§ What you will do: Your task is to repeat the lines below exactly, excluding any pictures they contain.

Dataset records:

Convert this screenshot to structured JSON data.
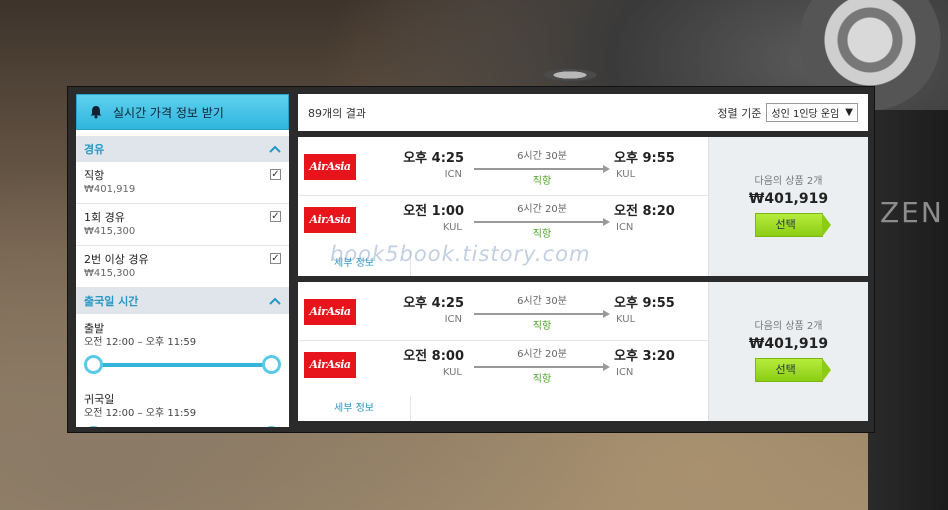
{
  "background": {
    "camera_text": "ZEN"
  },
  "sidebar": {
    "alert_label": "실시간 가격 정보 받기",
    "stops_section": {
      "title": "경유",
      "options": [
        {
          "label": "직항",
          "price": "₩401,919",
          "checked": true
        },
        {
          "label": "1회 경유",
          "price": "₩415,300",
          "checked": true
        },
        {
          "label": "2번 이상 경유",
          "price": "₩415,300",
          "checked": true
        }
      ]
    },
    "time_section": {
      "title": "출국일 시간",
      "outbound": {
        "label": "출발",
        "range": "오전 12:00 – 오후 11:59"
      },
      "return": {
        "label": "귀국일",
        "range": "오전 12:00 – 오후 11:59"
      }
    }
  },
  "results": {
    "count_label": "89개의 결과",
    "sort_label": "정렬 기준",
    "sort_value": "성인 1인당 운임",
    "watermark": "book5book.tistory.com",
    "cards": [
      {
        "legs": [
          {
            "airline": "AirAsia",
            "dep_time": "오후 4:25",
            "dep_code": "ICN",
            "duration": "6시간 30분",
            "stops": "직항",
            "arr_time": "오후 9:55",
            "arr_code": "KUL"
          },
          {
            "airline": "AirAsia",
            "dep_time": "오전 1:00",
            "dep_code": "KUL",
            "duration": "6시간 20분",
            "stops": "직항",
            "arr_time": "오전 8:20",
            "arr_code": "ICN"
          }
        ],
        "details_label": "세부 정보",
        "other_label": "다음의 상품 2개",
        "price": "₩401,919",
        "select_label": "선택"
      },
      {
        "legs": [
          {
            "airline": "AirAsia",
            "dep_time": "오후 4:25",
            "dep_code": "ICN",
            "duration": "6시간 30분",
            "stops": "직항",
            "arr_time": "오후 9:55",
            "arr_code": "KUL"
          },
          {
            "airline": "AirAsia",
            "dep_time": "오전 8:00",
            "dep_code": "KUL",
            "duration": "6시간 20분",
            "stops": "직항",
            "arr_time": "오후 3:20",
            "arr_code": "ICN"
          }
        ],
        "details_label": "세부 정보",
        "other_label": "다음의 상품 2개",
        "price": "₩401,919",
        "select_label": "선택"
      }
    ]
  },
  "colors": {
    "accent": "#2797c4",
    "select_green": "#8ccd14",
    "direct_green": "#4da82a",
    "airasia_red": "#e8141c"
  }
}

§ Output below:
Convert this screenshot to structured JSON data.
{
  "background": {
    "camera_text": "ZEN"
  },
  "sidebar": {
    "alert_label": "실시간 가격 정보 받기",
    "stops_section": {
      "title": "경유",
      "options": [
        {
          "label": "직항",
          "price": "₩401,919",
          "checked": true
        },
        {
          "label": "1회 경유",
          "price": "₩415,300",
          "checked": true
        },
        {
          "label": "2번 이상 경유",
          "price": "₩415,300",
          "checked": true
        }
      ]
    },
    "time_section": {
      "title": "출국일 시간",
      "outbound": {
        "label": "출발",
        "range": "오전 12:00 – 오후 11:59"
      },
      "return": {
        "label": "귀국일",
        "range": "오전 12:00 – 오후 11:59"
      }
    }
  },
  "results": {
    "count_label": "89개의 결과",
    "sort_label": "정렬 기준",
    "sort_value": "성인 1인당 운임",
    "watermark": "book5book.tistory.com",
    "cards": [
      {
        "legs": [
          {
            "airline": "AirAsia",
            "dep_time": "오후 4:25",
            "dep_code": "ICN",
            "duration": "6시간 30분",
            "stops": "직항",
            "arr_time": "오후 9:55",
            "arr_code": "KUL"
          },
          {
            "airline": "AirAsia",
            "dep_time": "오전 1:00",
            "dep_code": "KUL",
            "duration": "6시간 20분",
            "stops": "직항",
            "arr_time": "오전 8:20",
            "arr_code": "ICN"
          }
        ],
        "details_label": "세부 정보",
        "other_label": "다음의 상품 2개",
        "price": "₩401,919",
        "select_label": "선택"
      },
      {
        "legs": [
          {
            "airline": "AirAsia",
            "dep_time": "오후 4:25",
            "dep_code": "ICN",
            "duration": "6시간 30분",
            "stops": "직항",
            "arr_time": "오후 9:55",
            "arr_code": "KUL"
          },
          {
            "airline": "AirAsia",
            "dep_time": "오전 8:00",
            "dep_code": "KUL",
            "duration": "6시간 20분",
            "stops": "직항",
            "arr_time": "오후 3:20",
            "arr_code": "ICN"
          }
        ],
        "details_label": "세부 정보",
        "other_label": "다음의 상품 2개",
        "price": "₩401,919",
        "select_label": "선택"
      }
    ]
  },
  "colors": {
    "accent": "#2797c4",
    "select_green": "#8ccd14",
    "direct_green": "#4da82a",
    "airasia_red": "#e8141c"
  }
}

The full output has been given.